Give back the full listing verbatim, apart from its images.

— start Data section —

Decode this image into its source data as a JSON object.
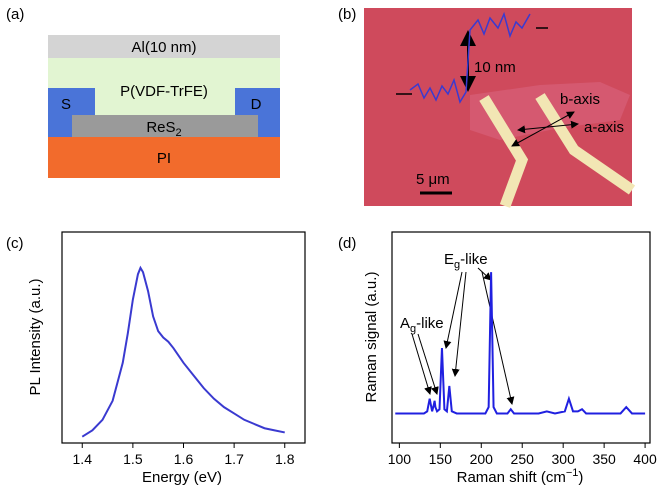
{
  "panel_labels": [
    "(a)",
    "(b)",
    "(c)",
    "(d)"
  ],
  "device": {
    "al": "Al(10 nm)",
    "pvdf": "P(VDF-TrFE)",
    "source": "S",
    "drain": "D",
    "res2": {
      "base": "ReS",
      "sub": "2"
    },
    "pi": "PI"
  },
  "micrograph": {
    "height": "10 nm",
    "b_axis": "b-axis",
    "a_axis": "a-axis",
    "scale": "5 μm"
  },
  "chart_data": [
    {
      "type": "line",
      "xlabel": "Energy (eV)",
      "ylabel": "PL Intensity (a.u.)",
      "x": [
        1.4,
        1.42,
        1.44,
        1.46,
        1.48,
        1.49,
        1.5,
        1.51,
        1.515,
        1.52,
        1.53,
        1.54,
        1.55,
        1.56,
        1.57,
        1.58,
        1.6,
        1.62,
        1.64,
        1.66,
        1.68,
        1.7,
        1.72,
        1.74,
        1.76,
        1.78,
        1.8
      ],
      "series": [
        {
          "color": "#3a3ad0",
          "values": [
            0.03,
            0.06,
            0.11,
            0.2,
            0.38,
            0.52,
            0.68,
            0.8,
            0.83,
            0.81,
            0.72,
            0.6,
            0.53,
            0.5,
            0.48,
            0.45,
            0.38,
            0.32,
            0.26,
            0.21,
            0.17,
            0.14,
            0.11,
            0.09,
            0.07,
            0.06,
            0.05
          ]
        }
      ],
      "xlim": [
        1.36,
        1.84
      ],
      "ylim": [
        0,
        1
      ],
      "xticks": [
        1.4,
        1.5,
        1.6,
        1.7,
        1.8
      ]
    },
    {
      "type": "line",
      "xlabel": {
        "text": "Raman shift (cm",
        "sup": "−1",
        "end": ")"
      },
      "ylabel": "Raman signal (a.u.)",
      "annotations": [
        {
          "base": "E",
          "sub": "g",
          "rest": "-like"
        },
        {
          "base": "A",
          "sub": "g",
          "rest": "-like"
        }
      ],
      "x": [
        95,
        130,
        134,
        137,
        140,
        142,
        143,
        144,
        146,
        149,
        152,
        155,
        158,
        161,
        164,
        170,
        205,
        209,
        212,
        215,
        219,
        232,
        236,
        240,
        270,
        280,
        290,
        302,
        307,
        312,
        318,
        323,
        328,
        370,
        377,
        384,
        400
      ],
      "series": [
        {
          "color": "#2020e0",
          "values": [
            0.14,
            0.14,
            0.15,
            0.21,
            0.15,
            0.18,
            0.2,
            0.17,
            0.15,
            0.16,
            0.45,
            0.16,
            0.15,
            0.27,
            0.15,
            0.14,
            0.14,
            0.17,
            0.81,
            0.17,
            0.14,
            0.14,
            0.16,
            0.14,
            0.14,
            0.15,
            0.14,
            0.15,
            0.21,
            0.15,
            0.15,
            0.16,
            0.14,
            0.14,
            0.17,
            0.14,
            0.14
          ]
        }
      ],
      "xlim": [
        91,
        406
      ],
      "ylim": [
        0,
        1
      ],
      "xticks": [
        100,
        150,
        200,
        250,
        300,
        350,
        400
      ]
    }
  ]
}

— end Data section —

● **Solution to the exercise**
Decode this image into its source data as a JSON object.
{
  "panel_labels": [
    "(a)",
    "(b)",
    "(c)",
    "(d)"
  ],
  "device": {
    "al": "Al(10 nm)",
    "pvdf": "P(VDF-TrFE)",
    "source": "S",
    "drain": "D",
    "res2": {
      "base": "ReS",
      "sub": "2"
    },
    "pi": "PI"
  },
  "micrograph": {
    "height": "10 nm",
    "b_axis": "b-axis",
    "a_axis": "a-axis",
    "scale": "5 μm"
  },
  "chart_data": [
    {
      "type": "line",
      "xlabel": "Energy (eV)",
      "ylabel": "PL Intensity (a.u.)",
      "x": [
        1.4,
        1.42,
        1.44,
        1.46,
        1.48,
        1.49,
        1.5,
        1.51,
        1.515,
        1.52,
        1.53,
        1.54,
        1.55,
        1.56,
        1.57,
        1.58,
        1.6,
        1.62,
        1.64,
        1.66,
        1.68,
        1.7,
        1.72,
        1.74,
        1.76,
        1.78,
        1.8
      ],
      "series": [
        {
          "color": "#3a3ad0",
          "values": [
            0.03,
            0.06,
            0.11,
            0.2,
            0.38,
            0.52,
            0.68,
            0.8,
            0.83,
            0.81,
            0.72,
            0.6,
            0.53,
            0.5,
            0.48,
            0.45,
            0.38,
            0.32,
            0.26,
            0.21,
            0.17,
            0.14,
            0.11,
            0.09,
            0.07,
            0.06,
            0.05
          ]
        }
      ],
      "xlim": [
        1.36,
        1.84
      ],
      "ylim": [
        0,
        1
      ],
      "xticks": [
        1.4,
        1.5,
        1.6,
        1.7,
        1.8
      ]
    },
    {
      "type": "line",
      "xlabel": {
        "text": "Raman shift (cm",
        "sup": "−1",
        "end": ")"
      },
      "ylabel": "Raman signal (a.u.)",
      "annotations": [
        {
          "base": "E",
          "sub": "g",
          "rest": "-like"
        },
        {
          "base": "A",
          "sub": "g",
          "rest": "-like"
        }
      ],
      "x": [
        95,
        130,
        134,
        137,
        140,
        142,
        143,
        144,
        146,
        149,
        152,
        155,
        158,
        161,
        164,
        170,
        205,
        209,
        212,
        215,
        219,
        232,
        236,
        240,
        270,
        280,
        290,
        302,
        307,
        312,
        318,
        323,
        328,
        370,
        377,
        384,
        400
      ],
      "series": [
        {
          "color": "#2020e0",
          "values": [
            0.14,
            0.14,
            0.15,
            0.21,
            0.15,
            0.18,
            0.2,
            0.17,
            0.15,
            0.16,
            0.45,
            0.16,
            0.15,
            0.27,
            0.15,
            0.14,
            0.14,
            0.17,
            0.81,
            0.17,
            0.14,
            0.14,
            0.16,
            0.14,
            0.14,
            0.15,
            0.14,
            0.15,
            0.21,
            0.15,
            0.15,
            0.16,
            0.14,
            0.14,
            0.17,
            0.14,
            0.14
          ]
        }
      ],
      "xlim": [
        91,
        406
      ],
      "ylim": [
        0,
        1
      ],
      "xticks": [
        100,
        150,
        200,
        250,
        300,
        350,
        400
      ]
    }
  ]
}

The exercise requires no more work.